= Directions for this task =
Show, in full, each line of the data that contains "much".

* begin Task data *

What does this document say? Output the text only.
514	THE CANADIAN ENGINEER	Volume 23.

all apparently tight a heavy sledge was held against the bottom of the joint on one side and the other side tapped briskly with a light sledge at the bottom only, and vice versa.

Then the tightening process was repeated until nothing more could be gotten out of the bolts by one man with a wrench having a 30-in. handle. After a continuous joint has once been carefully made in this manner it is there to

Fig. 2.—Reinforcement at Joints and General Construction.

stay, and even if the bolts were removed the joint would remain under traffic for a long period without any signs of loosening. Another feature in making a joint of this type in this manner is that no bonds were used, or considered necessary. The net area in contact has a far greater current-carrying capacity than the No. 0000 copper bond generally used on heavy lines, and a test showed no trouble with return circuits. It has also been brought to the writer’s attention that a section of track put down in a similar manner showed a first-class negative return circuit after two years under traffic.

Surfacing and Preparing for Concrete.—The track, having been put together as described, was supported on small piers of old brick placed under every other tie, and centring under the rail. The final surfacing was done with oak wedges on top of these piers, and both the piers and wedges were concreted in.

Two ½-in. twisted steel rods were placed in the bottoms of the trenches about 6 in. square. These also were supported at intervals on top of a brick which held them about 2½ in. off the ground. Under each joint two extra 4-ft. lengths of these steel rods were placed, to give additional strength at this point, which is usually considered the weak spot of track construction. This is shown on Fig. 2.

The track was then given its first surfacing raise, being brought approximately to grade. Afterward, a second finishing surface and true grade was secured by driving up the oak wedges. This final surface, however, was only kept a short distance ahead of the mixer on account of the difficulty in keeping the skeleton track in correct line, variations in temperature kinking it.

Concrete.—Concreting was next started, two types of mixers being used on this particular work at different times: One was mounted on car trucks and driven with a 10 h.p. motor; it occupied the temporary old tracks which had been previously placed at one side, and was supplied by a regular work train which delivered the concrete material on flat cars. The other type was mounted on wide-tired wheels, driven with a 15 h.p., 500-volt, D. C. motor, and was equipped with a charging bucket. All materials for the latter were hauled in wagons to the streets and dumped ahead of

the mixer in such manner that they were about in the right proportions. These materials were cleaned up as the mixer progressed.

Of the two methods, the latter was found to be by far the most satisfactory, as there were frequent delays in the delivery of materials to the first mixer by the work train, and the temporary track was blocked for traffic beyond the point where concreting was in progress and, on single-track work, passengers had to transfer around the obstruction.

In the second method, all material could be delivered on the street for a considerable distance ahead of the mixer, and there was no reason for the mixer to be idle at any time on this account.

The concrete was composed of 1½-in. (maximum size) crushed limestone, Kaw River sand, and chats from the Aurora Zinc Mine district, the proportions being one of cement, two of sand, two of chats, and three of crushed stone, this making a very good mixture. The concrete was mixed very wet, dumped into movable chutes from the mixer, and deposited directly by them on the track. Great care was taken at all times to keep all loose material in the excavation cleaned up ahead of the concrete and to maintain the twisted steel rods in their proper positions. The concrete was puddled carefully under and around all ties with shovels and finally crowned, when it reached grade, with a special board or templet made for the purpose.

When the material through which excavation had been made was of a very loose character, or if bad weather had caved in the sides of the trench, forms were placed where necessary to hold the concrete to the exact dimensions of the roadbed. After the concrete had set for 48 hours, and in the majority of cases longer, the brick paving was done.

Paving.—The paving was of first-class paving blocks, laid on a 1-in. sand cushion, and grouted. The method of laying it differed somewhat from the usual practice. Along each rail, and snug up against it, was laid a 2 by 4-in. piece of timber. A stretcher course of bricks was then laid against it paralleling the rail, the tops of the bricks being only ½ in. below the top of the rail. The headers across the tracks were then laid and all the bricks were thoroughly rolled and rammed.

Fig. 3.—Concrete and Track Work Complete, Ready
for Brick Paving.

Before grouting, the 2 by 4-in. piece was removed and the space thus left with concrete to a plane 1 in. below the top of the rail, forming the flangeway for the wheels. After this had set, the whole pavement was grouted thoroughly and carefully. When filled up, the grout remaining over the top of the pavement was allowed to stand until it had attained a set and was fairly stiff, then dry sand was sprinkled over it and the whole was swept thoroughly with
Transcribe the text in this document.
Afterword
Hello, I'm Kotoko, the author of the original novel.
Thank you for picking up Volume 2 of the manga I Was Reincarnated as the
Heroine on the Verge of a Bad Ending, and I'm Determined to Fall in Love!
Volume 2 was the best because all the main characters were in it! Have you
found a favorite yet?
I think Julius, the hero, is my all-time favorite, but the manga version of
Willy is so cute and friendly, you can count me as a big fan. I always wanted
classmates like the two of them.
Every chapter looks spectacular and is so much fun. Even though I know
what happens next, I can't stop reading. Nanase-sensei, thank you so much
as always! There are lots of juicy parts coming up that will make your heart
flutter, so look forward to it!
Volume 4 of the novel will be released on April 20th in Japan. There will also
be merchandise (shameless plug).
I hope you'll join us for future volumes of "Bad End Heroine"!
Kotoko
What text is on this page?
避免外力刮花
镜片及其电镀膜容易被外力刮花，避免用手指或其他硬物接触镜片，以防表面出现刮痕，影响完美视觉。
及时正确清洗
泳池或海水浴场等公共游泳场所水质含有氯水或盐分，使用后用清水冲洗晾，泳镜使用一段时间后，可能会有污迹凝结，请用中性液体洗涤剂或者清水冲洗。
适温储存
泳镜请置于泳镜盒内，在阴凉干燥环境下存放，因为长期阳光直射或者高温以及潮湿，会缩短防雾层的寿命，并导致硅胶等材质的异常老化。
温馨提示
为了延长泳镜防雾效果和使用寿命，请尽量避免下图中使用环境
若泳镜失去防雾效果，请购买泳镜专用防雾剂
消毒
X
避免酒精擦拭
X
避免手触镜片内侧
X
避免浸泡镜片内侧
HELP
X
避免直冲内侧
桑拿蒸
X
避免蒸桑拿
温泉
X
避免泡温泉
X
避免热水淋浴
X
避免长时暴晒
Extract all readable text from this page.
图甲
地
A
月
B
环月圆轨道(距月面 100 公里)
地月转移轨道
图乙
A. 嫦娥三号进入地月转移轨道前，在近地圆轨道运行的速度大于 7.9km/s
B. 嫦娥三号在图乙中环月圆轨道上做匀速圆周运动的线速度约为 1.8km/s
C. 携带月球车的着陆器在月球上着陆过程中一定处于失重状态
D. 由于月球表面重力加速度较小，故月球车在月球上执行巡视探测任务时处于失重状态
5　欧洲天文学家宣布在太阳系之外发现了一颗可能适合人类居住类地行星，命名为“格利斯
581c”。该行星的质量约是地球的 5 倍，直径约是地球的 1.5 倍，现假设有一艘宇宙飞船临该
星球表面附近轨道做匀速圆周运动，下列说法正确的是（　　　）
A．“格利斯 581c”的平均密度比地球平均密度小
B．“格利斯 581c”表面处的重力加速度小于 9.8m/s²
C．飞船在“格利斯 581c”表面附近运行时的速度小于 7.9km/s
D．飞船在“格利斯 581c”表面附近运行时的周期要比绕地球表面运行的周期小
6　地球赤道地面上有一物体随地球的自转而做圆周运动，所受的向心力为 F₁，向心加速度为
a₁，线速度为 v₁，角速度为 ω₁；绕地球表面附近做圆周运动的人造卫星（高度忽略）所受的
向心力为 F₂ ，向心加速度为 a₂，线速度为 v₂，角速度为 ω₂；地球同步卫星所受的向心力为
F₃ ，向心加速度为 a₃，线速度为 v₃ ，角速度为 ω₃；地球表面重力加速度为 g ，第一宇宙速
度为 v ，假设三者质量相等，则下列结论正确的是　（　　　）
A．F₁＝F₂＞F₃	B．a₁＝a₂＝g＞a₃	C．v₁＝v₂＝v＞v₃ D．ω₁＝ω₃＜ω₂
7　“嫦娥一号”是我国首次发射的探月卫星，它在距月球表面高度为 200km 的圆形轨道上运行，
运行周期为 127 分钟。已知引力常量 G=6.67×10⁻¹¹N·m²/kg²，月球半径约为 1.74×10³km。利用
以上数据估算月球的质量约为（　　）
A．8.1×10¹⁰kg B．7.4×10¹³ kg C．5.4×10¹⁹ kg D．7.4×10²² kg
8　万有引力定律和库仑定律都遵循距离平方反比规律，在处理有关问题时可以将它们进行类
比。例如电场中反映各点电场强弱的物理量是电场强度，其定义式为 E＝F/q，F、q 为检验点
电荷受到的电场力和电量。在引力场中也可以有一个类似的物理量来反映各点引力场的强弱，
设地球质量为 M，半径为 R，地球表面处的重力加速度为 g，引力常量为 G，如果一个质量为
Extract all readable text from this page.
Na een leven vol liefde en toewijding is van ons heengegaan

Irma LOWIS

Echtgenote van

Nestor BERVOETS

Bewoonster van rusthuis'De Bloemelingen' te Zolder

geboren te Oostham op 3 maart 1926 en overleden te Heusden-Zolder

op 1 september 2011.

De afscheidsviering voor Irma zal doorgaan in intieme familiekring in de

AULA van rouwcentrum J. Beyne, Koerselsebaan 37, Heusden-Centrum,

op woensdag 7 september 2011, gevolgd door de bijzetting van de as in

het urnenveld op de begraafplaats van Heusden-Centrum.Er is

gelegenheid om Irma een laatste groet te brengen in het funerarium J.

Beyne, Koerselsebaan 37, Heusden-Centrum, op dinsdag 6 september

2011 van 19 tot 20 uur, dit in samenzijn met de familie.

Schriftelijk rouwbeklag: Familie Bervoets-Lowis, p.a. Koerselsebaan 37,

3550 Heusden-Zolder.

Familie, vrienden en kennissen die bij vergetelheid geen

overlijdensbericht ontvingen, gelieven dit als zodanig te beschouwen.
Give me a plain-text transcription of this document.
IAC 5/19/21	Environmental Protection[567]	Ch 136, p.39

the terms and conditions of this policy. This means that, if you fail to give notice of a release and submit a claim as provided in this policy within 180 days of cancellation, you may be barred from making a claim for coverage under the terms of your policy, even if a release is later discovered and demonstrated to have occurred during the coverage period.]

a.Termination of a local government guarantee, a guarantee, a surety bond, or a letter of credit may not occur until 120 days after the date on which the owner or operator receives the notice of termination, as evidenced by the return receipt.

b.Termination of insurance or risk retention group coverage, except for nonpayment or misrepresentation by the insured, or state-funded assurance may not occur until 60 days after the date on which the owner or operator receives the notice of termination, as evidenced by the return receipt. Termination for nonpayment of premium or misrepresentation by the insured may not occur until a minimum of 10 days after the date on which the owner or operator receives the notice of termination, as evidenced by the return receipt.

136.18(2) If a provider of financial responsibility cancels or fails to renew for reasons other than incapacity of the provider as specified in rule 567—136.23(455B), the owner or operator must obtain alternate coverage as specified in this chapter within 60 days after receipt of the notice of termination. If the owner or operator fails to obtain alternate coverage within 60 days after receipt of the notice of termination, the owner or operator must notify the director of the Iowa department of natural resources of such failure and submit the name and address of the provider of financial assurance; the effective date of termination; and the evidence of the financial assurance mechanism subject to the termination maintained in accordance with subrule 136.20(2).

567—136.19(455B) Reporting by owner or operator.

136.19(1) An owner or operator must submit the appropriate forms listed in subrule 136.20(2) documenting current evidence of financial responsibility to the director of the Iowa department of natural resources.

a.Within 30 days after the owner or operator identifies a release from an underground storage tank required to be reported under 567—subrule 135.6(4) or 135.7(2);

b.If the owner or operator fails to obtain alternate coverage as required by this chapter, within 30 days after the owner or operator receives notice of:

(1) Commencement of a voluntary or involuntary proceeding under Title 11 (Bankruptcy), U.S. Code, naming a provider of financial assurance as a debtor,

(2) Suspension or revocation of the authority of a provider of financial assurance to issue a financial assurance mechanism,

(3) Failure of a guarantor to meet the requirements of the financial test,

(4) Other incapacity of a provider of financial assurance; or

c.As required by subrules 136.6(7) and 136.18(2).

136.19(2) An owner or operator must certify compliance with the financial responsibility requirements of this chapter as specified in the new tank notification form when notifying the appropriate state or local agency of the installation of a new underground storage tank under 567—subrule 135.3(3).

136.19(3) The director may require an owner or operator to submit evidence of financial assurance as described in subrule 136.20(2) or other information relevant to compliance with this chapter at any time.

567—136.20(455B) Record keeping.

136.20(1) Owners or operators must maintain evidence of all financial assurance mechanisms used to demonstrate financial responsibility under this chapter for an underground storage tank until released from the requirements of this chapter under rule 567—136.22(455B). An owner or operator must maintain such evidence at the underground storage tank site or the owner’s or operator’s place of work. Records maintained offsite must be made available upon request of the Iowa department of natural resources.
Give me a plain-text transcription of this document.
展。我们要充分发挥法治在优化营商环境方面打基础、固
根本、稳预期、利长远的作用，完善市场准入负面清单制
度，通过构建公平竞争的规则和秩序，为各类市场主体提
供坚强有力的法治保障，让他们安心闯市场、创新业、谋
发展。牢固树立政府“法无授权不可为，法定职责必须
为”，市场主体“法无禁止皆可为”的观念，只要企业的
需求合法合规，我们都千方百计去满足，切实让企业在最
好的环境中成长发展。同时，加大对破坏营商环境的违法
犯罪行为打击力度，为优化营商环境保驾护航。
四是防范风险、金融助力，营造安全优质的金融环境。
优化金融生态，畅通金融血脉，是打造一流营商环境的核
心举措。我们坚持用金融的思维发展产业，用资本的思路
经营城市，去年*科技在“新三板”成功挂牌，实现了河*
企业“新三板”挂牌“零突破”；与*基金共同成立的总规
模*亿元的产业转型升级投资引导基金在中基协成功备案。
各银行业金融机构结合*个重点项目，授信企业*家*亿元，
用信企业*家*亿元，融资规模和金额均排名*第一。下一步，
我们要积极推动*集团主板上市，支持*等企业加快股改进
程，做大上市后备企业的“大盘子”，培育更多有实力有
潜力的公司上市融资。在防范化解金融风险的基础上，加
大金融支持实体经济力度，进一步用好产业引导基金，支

* end Task data *

= Answer below =
Every chapter looks spectacular and is so much fun. Even though I know
what happens next, I can't stop reading. Nanase-sensei, thank you so much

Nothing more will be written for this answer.